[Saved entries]
— begin —

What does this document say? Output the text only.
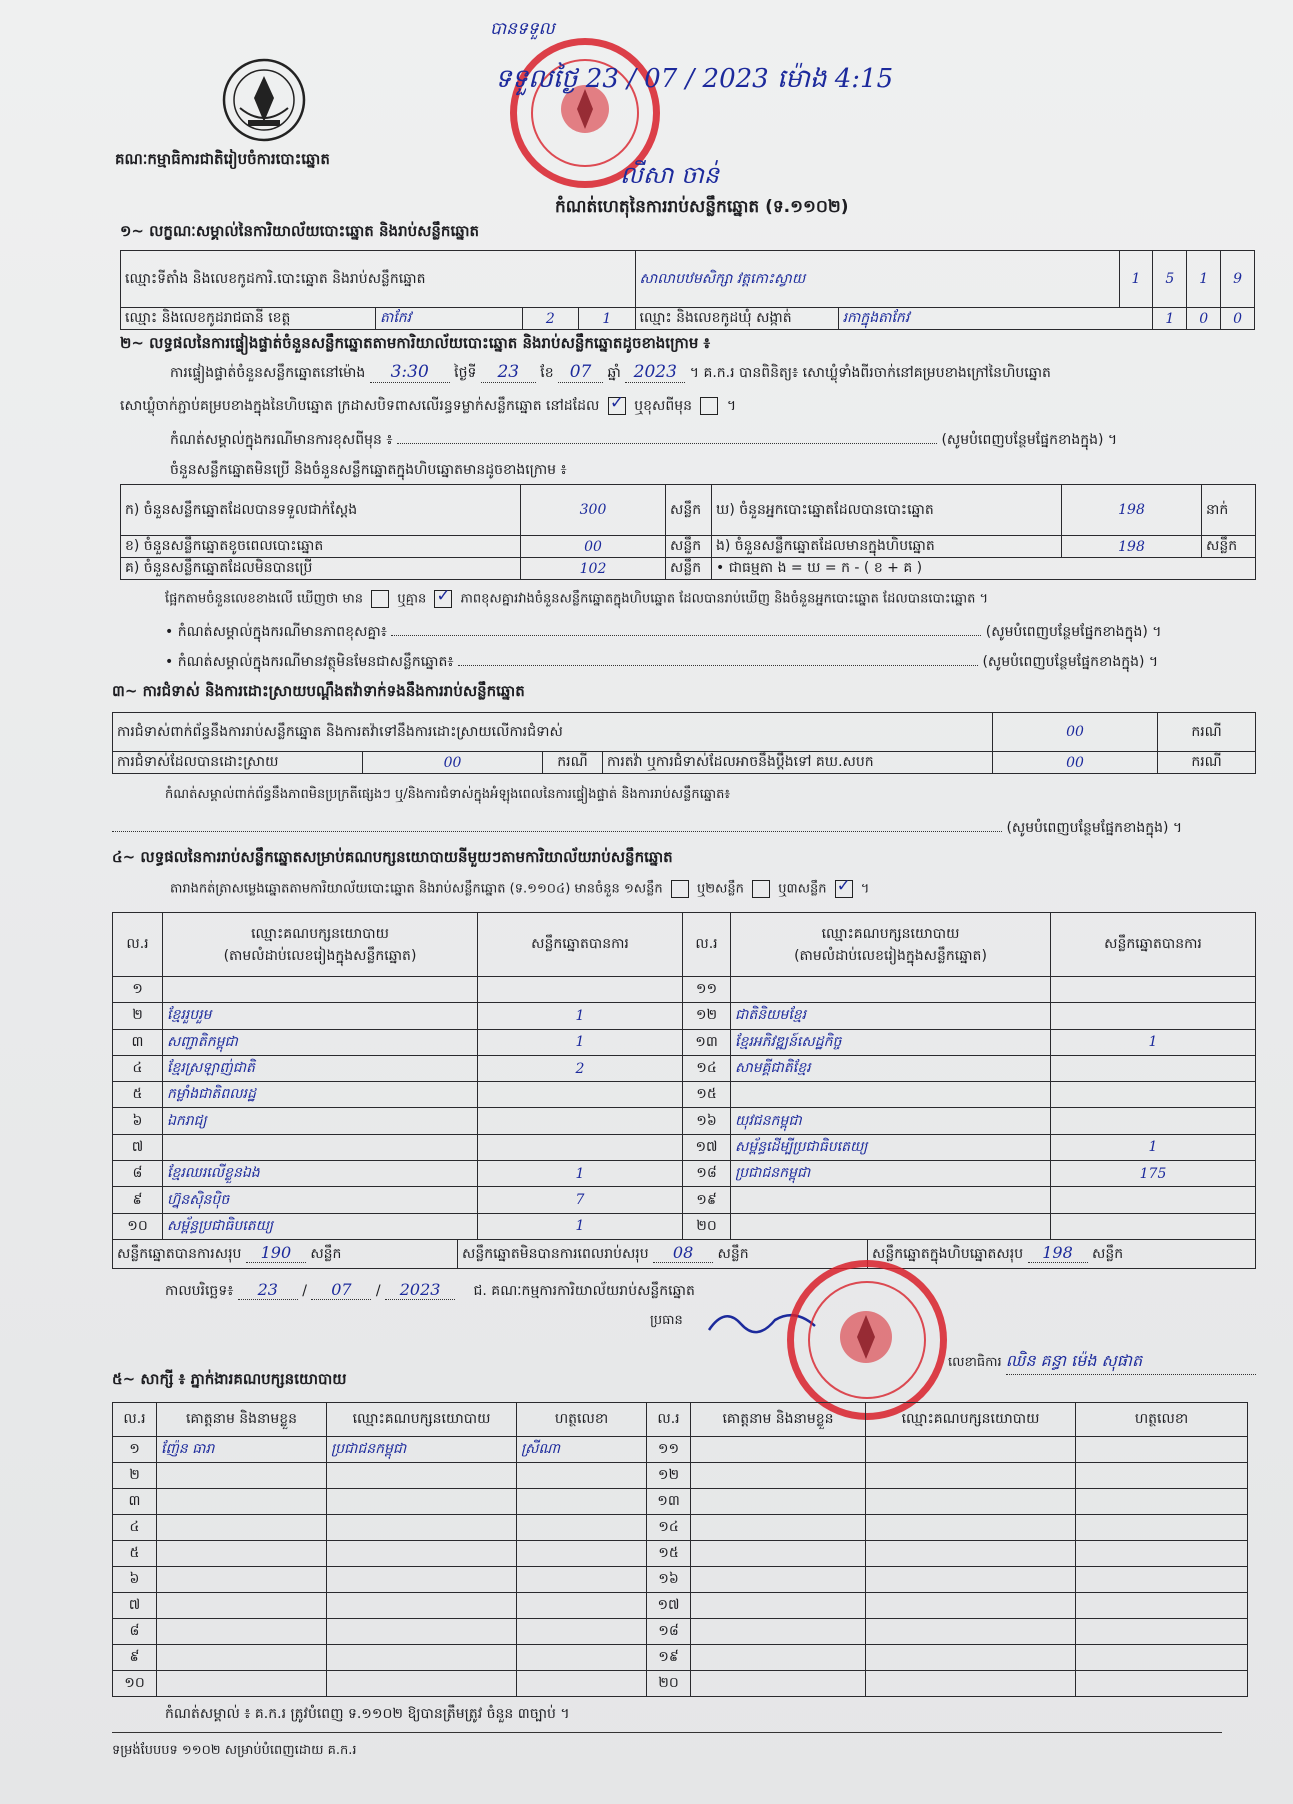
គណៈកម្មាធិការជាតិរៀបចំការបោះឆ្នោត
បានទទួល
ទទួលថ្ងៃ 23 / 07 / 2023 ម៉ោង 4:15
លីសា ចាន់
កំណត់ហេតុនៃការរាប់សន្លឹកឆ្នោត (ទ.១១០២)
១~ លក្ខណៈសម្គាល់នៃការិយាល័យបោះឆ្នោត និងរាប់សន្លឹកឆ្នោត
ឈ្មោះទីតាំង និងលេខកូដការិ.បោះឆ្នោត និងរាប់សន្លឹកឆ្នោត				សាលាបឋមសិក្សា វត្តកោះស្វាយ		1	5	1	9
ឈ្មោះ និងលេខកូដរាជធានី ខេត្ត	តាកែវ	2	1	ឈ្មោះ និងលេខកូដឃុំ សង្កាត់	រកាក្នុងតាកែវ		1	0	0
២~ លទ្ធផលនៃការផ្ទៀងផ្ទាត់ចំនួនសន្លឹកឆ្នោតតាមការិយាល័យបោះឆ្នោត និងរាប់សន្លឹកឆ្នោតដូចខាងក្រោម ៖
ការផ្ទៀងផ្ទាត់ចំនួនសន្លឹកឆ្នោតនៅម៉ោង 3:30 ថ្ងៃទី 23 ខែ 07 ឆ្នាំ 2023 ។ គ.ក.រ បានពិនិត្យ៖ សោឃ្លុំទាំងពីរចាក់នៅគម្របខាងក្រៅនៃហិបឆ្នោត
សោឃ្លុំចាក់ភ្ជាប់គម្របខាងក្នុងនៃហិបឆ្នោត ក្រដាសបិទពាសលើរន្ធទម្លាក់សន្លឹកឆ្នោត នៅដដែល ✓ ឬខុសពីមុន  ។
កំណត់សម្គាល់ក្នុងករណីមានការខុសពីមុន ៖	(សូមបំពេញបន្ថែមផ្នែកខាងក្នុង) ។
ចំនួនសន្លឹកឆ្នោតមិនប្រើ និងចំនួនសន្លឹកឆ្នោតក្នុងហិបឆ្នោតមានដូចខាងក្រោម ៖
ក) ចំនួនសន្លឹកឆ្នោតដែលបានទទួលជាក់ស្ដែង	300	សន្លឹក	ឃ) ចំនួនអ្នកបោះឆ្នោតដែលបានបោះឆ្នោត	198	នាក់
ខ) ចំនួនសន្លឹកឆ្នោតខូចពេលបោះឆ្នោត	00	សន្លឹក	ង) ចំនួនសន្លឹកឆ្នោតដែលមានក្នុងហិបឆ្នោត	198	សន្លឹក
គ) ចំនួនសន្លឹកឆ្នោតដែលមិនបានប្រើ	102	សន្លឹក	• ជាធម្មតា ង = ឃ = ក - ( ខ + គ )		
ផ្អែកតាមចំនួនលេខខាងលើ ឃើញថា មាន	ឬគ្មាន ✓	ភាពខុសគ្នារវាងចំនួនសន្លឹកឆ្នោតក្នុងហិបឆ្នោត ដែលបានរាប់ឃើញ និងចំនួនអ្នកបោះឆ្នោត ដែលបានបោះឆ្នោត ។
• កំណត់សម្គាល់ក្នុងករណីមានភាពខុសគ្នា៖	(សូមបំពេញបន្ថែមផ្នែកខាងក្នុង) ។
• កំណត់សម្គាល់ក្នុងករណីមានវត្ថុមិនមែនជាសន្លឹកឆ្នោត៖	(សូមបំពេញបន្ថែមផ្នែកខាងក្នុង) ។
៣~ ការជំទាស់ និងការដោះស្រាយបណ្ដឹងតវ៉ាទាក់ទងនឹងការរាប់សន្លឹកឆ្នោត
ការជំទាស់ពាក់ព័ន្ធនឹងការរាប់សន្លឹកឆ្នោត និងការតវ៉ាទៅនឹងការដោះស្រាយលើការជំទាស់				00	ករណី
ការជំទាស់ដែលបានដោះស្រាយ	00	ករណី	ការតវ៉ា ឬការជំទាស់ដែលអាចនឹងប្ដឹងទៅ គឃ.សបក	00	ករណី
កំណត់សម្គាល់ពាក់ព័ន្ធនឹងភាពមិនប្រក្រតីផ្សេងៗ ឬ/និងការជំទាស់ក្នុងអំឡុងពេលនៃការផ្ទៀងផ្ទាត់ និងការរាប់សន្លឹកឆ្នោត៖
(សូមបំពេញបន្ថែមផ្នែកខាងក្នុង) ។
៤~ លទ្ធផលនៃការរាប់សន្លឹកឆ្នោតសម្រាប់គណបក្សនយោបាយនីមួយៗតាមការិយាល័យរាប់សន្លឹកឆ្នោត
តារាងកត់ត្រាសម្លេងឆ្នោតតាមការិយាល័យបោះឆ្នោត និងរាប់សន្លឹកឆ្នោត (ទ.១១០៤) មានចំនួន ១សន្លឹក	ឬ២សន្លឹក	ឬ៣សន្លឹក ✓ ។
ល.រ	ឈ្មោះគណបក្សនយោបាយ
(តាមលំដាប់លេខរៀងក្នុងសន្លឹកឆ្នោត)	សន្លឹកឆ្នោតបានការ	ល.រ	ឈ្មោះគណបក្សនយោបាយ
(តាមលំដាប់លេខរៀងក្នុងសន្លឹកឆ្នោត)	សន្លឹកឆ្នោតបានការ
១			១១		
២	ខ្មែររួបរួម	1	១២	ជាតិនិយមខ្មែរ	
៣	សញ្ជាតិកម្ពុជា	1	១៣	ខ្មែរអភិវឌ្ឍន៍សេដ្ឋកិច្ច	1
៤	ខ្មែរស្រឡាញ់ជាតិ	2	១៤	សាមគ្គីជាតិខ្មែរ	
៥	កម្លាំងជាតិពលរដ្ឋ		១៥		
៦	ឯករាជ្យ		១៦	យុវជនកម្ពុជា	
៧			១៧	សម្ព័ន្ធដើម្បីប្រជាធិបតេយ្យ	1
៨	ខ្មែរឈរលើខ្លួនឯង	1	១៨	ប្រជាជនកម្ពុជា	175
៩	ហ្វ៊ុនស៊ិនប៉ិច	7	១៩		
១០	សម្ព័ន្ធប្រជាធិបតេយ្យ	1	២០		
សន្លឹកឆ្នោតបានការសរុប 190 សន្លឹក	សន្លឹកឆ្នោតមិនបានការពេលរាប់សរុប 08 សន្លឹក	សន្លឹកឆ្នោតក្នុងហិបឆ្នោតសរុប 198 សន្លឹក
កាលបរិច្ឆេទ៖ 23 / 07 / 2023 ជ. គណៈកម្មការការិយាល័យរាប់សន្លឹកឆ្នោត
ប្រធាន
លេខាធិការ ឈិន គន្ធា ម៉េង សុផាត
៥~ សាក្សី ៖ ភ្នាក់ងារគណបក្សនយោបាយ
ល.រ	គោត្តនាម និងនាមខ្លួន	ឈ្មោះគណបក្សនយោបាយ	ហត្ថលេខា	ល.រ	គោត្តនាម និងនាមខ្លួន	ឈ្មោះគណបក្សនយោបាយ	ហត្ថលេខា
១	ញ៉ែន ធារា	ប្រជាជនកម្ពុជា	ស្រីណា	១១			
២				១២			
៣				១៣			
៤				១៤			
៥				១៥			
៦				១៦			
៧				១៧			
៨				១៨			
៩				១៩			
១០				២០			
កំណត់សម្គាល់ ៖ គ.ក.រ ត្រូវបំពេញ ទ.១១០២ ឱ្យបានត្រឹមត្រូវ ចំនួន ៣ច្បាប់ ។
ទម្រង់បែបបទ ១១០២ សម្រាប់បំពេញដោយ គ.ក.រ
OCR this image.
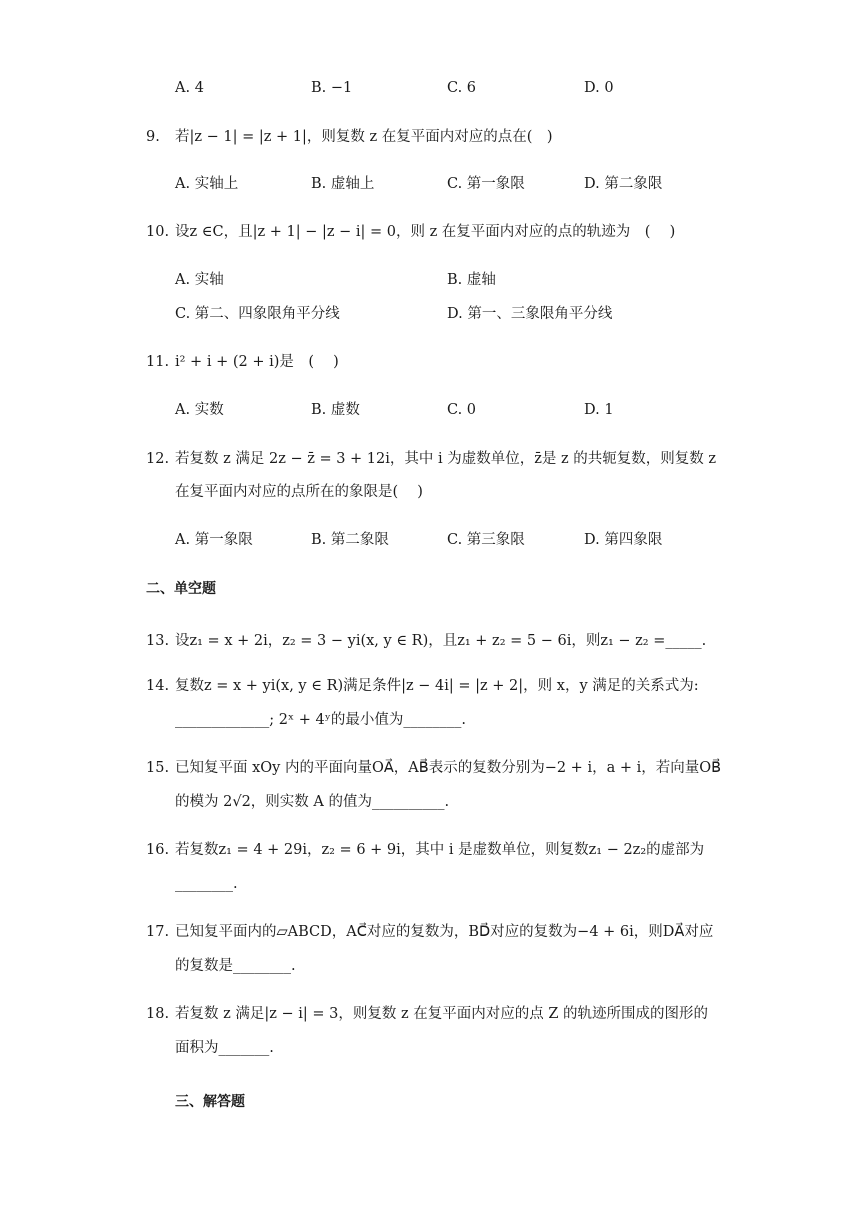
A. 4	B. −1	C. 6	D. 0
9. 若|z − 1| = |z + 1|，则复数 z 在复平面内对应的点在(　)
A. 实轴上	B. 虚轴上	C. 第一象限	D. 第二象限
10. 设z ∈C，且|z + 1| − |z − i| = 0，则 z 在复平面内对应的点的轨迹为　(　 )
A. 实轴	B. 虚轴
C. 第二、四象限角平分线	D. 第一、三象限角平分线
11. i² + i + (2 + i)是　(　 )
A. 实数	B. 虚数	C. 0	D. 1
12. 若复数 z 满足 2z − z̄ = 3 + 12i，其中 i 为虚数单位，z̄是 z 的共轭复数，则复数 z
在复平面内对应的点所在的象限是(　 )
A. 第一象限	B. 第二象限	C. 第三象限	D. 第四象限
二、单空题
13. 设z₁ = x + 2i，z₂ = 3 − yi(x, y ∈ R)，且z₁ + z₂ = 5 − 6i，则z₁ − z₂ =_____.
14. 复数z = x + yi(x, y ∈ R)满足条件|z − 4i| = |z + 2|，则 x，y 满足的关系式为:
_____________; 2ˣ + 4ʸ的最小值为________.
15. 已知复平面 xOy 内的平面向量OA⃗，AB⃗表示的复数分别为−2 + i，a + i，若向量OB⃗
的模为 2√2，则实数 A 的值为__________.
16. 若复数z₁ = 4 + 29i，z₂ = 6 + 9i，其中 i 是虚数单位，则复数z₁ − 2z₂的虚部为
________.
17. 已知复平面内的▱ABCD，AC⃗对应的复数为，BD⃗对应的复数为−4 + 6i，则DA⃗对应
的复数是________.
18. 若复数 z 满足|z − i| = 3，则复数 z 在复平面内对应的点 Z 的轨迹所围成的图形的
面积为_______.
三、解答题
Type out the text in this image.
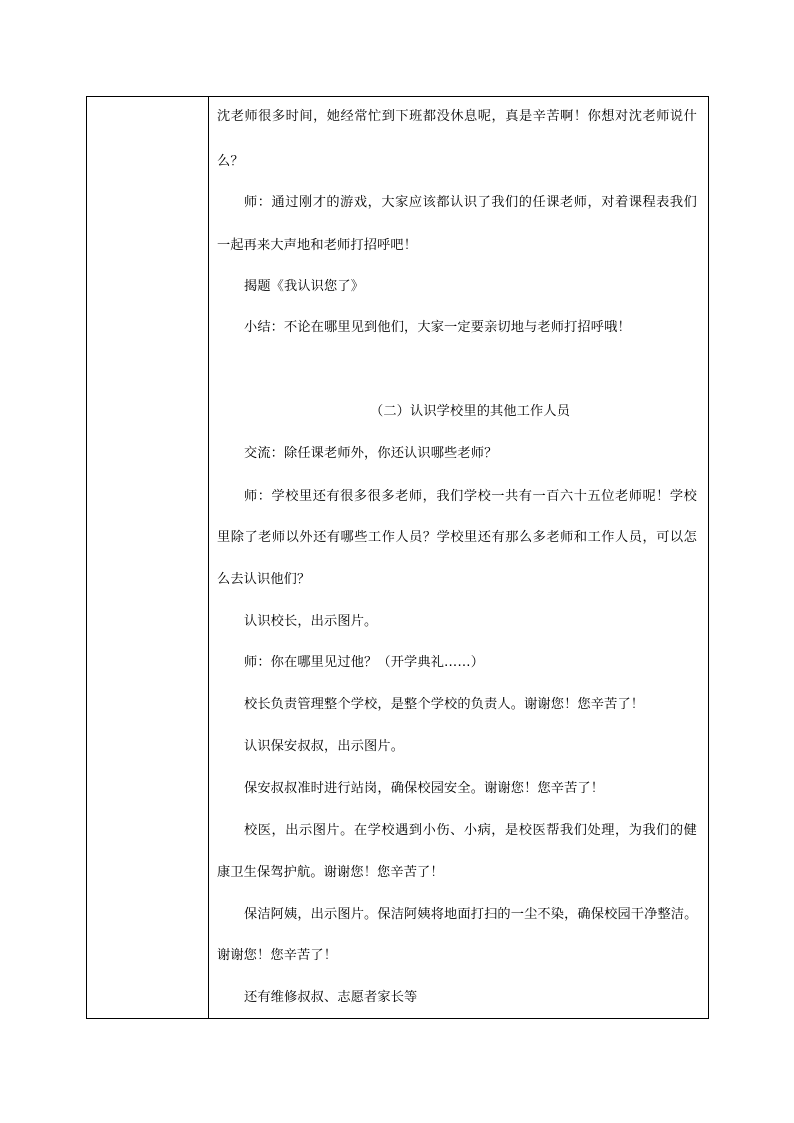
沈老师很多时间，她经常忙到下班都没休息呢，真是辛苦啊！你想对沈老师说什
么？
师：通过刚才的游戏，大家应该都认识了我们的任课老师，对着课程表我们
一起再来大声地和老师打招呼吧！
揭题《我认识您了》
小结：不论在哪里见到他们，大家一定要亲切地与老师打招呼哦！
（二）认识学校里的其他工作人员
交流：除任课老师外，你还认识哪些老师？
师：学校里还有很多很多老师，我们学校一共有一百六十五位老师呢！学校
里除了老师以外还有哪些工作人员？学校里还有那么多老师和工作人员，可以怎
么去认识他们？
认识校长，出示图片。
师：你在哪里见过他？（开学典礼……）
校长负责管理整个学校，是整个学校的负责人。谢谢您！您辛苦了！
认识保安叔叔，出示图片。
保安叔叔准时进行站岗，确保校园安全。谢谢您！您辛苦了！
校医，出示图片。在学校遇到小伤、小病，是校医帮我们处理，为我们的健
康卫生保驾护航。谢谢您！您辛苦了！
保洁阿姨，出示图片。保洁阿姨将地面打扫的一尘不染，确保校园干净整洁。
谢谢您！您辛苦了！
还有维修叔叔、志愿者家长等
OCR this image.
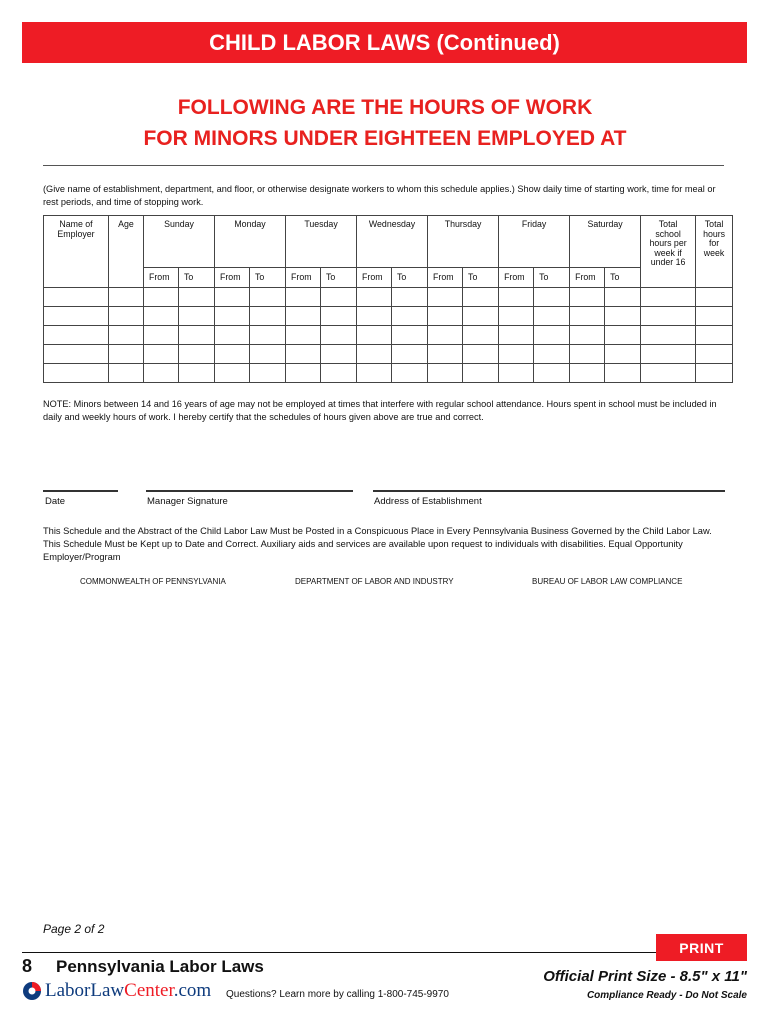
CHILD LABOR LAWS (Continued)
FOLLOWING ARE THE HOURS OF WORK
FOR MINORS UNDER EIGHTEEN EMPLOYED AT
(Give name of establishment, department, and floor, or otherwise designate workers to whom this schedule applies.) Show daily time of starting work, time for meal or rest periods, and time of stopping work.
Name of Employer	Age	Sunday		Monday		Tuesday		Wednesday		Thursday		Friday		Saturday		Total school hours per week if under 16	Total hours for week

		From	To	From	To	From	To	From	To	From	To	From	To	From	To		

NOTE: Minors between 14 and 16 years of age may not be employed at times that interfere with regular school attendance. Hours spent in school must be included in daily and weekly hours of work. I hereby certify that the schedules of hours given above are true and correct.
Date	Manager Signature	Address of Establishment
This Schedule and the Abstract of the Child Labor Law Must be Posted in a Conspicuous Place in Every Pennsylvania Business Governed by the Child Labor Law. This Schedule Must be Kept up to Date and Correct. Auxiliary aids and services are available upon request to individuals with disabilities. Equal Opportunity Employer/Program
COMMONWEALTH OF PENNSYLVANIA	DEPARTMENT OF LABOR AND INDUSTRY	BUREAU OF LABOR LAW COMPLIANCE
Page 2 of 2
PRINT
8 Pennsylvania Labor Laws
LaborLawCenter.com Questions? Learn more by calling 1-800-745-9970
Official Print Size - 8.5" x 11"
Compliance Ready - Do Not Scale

— end —

## [Exercise goal]
Each line above that includes "with" counts once; state the total and nothing more.

## [Solved exercise]
2